> [Problem] Find each line holding "fill" and copy it out.

> [Dataset rows]
========

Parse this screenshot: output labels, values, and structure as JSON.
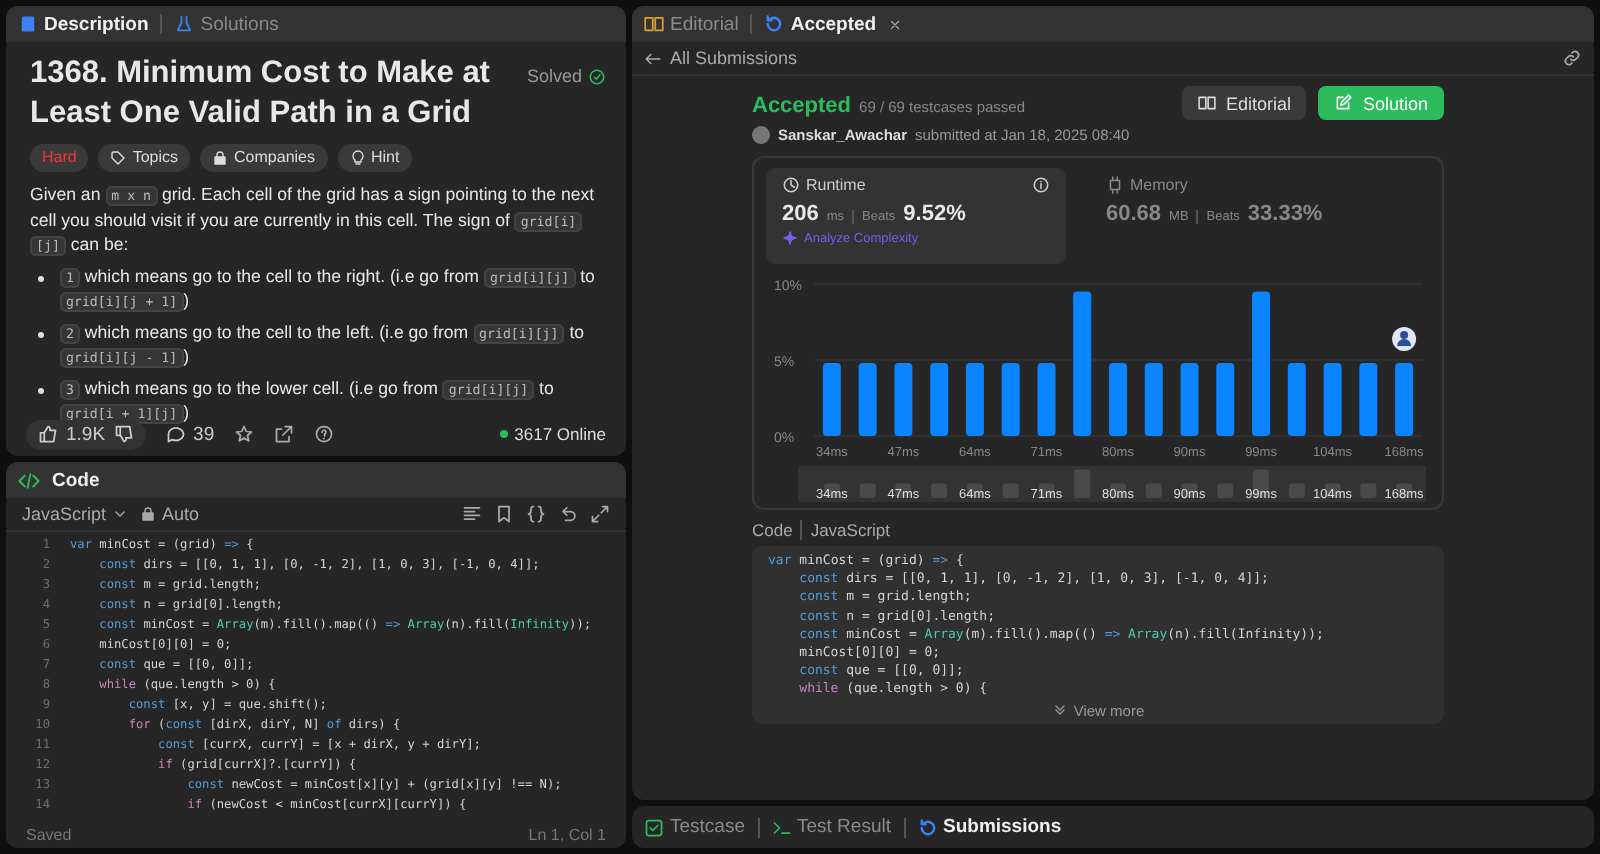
{
  "description_panel": {
    "tabs": [
      {
        "label": "Description",
        "selected": true
      },
      {
        "label": "Solutions",
        "selected": false
      }
    ],
    "title": "1368. Minimum Cost to Make at Least One Valid Path in a Grid",
    "status": "Solved",
    "tags": [
      {
        "label": "Hard",
        "kind": "difficulty"
      },
      {
        "label": "Topics",
        "kind": "topics"
      },
      {
        "label": "Companies",
        "kind": "companies"
      },
      {
        "label": "Hint",
        "kind": "hint"
      }
    ],
    "paragraph": [
      {
        "t": "Given an ",
        "kind": "text"
      },
      {
        "t": "m x n",
        "kind": "code"
      },
      {
        "t": " grid. Each cell of the grid has a sign pointing to the next cell you should visit if you are currently in this cell. The sign of ",
        "kind": "text"
      },
      {
        "t": "grid[i][j]",
        "kind": "code"
      },
      {
        "t": " can be:",
        "kind": "text"
      }
    ],
    "bullets": [
      [
        {
          "t": "1",
          "kind": "code"
        },
        {
          "t": " which means go to the cell to the right. (i.e go from ",
          "kind": "text"
        },
        {
          "t": "grid[i][j]",
          "kind": "code"
        },
        {
          "t": " to ",
          "kind": "text"
        },
        {
          "t": "grid[i][j + 1]",
          "kind": "code"
        },
        {
          "t": ")",
          "kind": "text"
        }
      ],
      [
        {
          "t": "2",
          "kind": "code"
        },
        {
          "t": " which means go to the cell to the left. (i.e go from ",
          "kind": "text"
        },
        {
          "t": "grid[i][j]",
          "kind": "code"
        },
        {
          "t": " to ",
          "kind": "text"
        },
        {
          "t": "grid[i][j - 1]",
          "kind": "code"
        },
        {
          "t": ")",
          "kind": "text"
        }
      ],
      [
        {
          "t": "3",
          "kind": "code"
        },
        {
          "t": " which means go to the lower cell. (i.e go from ",
          "kind": "text"
        },
        {
          "t": "grid[i][j]",
          "kind": "code"
        },
        {
          "t": " to ",
          "kind": "text"
        },
        {
          "t": "grid[i + 1][j]",
          "kind": "code"
        },
        {
          "t": ")",
          "kind": "text"
        }
      ]
    ],
    "likes": "1.9K",
    "comments": "39",
    "online": "3617 Online"
  },
  "code_panel": {
    "title": "Code",
    "language": "JavaScript",
    "mode": "Auto",
    "status": "Saved",
    "cursor": "Ln 1, Col 1",
    "lines": [
      {
        "n": "1",
        "seg": [
          {
            "t": "var",
            "kind": "keyword"
          },
          {
            "t": " minCost = (grid) ",
            "kind": "plain"
          },
          {
            "t": "=>",
            "kind": "keyword"
          },
          {
            "t": " {",
            "kind": "plain"
          }
        ]
      },
      {
        "n": "2",
        "seg": [
          {
            "t": "    const",
            "kind": "keyword"
          },
          {
            "t": " dirs = [[0, 1, 1], [0, -1, 2], [1, 0, 3], [-1, 0, 4]];",
            "kind": "plain"
          }
        ]
      },
      {
        "n": "3",
        "seg": [
          {
            "t": "    const",
            "kind": "keyword"
          },
          {
            "t": " m = grid.length;",
            "kind": "plain"
          }
        ]
      },
      {
        "n": "4",
        "seg": [
          {
            "t": "    const",
            "kind": "keyword"
          },
          {
            "t": " n = grid[0].length;",
            "kind": "plain"
          }
        ]
      },
      {
        "n": "5",
        "seg": [
          {
            "t": "    const",
            "kind": "keyword"
          },
          {
            "t": " minCost = ",
            "kind": "plain"
          },
          {
            "t": "Array",
            "kind": "type"
          },
          {
            "t": "(m).fill().map(() ",
            "kind": "plain"
          },
          {
            "t": "=>",
            "kind": "keyword"
          },
          {
            "t": " Array",
            "kind": "type"
          },
          {
            "t": "(n).fill(",
            "kind": "plain"
          },
          {
            "t": "Infinity",
            "kind": "type"
          },
          {
            "t": "));",
            "kind": "plain"
          }
        ]
      },
      {
        "n": "6",
        "seg": [
          {
            "t": "    minCost[0][0] = 0;",
            "kind": "plain"
          }
        ]
      },
      {
        "n": "7",
        "seg": [
          {
            "t": "    const",
            "kind": "keyword"
          },
          {
            "t": " que = [[0, 0]];",
            "kind": "plain"
          }
        ]
      },
      {
        "n": "8",
        "seg": [
          {
            "t": "    while",
            "kind": "control"
          },
          {
            "t": " (que.length > 0) {",
            "kind": "plain"
          }
        ]
      },
      {
        "n": "9",
        "seg": [
          {
            "t": "        const",
            "kind": "keyword"
          },
          {
            "t": " [x, y] = que.shift();",
            "kind": "plain"
          }
        ]
      },
      {
        "n": "10",
        "seg": [
          {
            "t": "        for",
            "kind": "control"
          },
          {
            "t": " (",
            "kind": "plain"
          },
          {
            "t": "const",
            "kind": "keyword"
          },
          {
            "t": " [dirX, dirY, N] ",
            "kind": "plain"
          },
          {
            "t": "of",
            "kind": "keyword"
          },
          {
            "t": " dirs) {",
            "kind": "plain"
          }
        ]
      },
      {
        "n": "11",
        "seg": [
          {
            "t": "            const",
            "kind": "keyword"
          },
          {
            "t": " [currX, currY] = [x + dirX, y + dirY];",
            "kind": "plain"
          }
        ]
      },
      {
        "n": "12",
        "seg": [
          {
            "t": "            if",
            "kind": "control"
          },
          {
            "t": " (grid[currX]?.[currY]) {",
            "kind": "plain"
          }
        ]
      },
      {
        "n": "13",
        "seg": [
          {
            "t": "                const",
            "kind": "keyword"
          },
          {
            "t": " newCost = minCost[x][y] + (grid[x][y] !== N);",
            "kind": "plain"
          }
        ]
      },
      {
        "n": "14",
        "seg": [
          {
            "t": "                if",
            "kind": "control"
          },
          {
            "t": " (newCost < minCost[currX][currY]) {",
            "kind": "plain"
          }
        ]
      }
    ]
  },
  "submission_panel": {
    "tabs": [
      {
        "label": "Editorial",
        "selected": false
      },
      {
        "label": "Accepted",
        "selected": true
      }
    ],
    "back_link": "All Submissions",
    "result": "Accepted",
    "testcases": "69 / 69 testcases passed",
    "user": "Sanskar_Awachar",
    "submitted": "submitted at Jan 18, 2025 08:40",
    "buttons": [
      {
        "label": "Editorial",
        "kind": "secondary"
      },
      {
        "label": "Solution",
        "kind": "primary"
      }
    ],
    "metrics": [
      {
        "label": "Runtime",
        "value": "206",
        "unit": "ms",
        "beats_label": "Beats",
        "beats": "9.52%",
        "link": "Analyze Complexity",
        "selected": true
      },
      {
        "label": "Memory",
        "value": "60.68",
        "unit": "MB",
        "beats_label": "Beats",
        "beats": "33.33%",
        "selected": false
      }
    ],
    "chart_data": {
      "type": "bar",
      "categories": [
        "34ms",
        null,
        "47ms",
        null,
        "64ms",
        null,
        "71ms",
        null,
        "80ms",
        null,
        "90ms",
        null,
        "99ms",
        null,
        "104ms",
        null,
        "168ms"
      ],
      "series": [
        {
          "color": "#0a84ff",
          "values": [
            4.8,
            4.8,
            4.8,
            4.8,
            4.8,
            4.8,
            4.8,
            9.5,
            4.8,
            4.8,
            4.8,
            4.8,
            9.5,
            4.8,
            4.8,
            4.8,
            4.8
          ]
        }
      ],
      "ylim": [
        0,
        10
      ],
      "yticks": [
        {
          "value": 0,
          "label": "0%"
        },
        {
          "value": 5,
          "label": "5%"
        },
        {
          "value": 10,
          "label": "10%"
        }
      ]
    },
    "navigator_labels": [
      "34ms",
      "47ms",
      "64ms",
      "71ms",
      "80ms",
      "90ms",
      "99ms",
      "104ms",
      "168ms"
    ],
    "code_label": "Code",
    "code_language": "JavaScript",
    "code_lines": [
      [
        {
          "t": "var",
          "kind": "keyword"
        },
        {
          "t": " minCost = (grid) ",
          "kind": "plain"
        },
        {
          "t": "=>",
          "kind": "keyword"
        },
        {
          "t": " {",
          "kind": "plain"
        }
      ],
      [
        {
          "t": "    const",
          "kind": "keyword"
        },
        {
          "t": " dirs = [[0, 1, 1], [0, -1, 2], [1, 0, 3], [-1, 0, 4]];",
          "kind": "plain"
        }
      ],
      [
        {
          "t": "    const",
          "kind": "keyword"
        },
        {
          "t": " m = grid.length;",
          "kind": "plain"
        }
      ],
      [
        {
          "t": "    const",
          "kind": "keyword"
        },
        {
          "t": " n = grid[0].length;",
          "kind": "plain"
        }
      ],
      [
        {
          "t": "    const",
          "kind": "keyword"
        },
        {
          "t": " minCost = ",
          "kind": "plain"
        },
        {
          "t": "Array",
          "kind": "type"
        },
        {
          "t": "(m).fill().map(() ",
          "kind": "plain"
        },
        {
          "t": "=>",
          "kind": "keyword"
        },
        {
          "t": " Array",
          "kind": "type"
        },
        {
          "t": "(n).fill(Infinity));",
          "kind": "plain"
        }
      ],
      [
        {
          "t": "    minCost[0][0] = 0;",
          "kind": "plain"
        }
      ],
      [
        {
          "t": "    const",
          "kind": "keyword"
        },
        {
          "t": " que = [[0, 0]];",
          "kind": "plain"
        }
      ],
      [
        {
          "t": "    while",
          "kind": "control"
        },
        {
          "t": " (que.length > 0) {",
          "kind": "plain"
        }
      ]
    ],
    "view_more": "View more"
  },
  "bottom_tabs": [
    {
      "label": "Testcase",
      "selected": false
    },
    {
      "label": "Test Result",
      "selected": false
    },
    {
      "label": "Submissions",
      "selected": true
    }
  ]
}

========

> [Task response]
            "t": "(m).fill().map(() ",
            "t": "(n).fill(",
          "t": "(m).fill().map(() ",
          "t": "(n).fill(Infinity));",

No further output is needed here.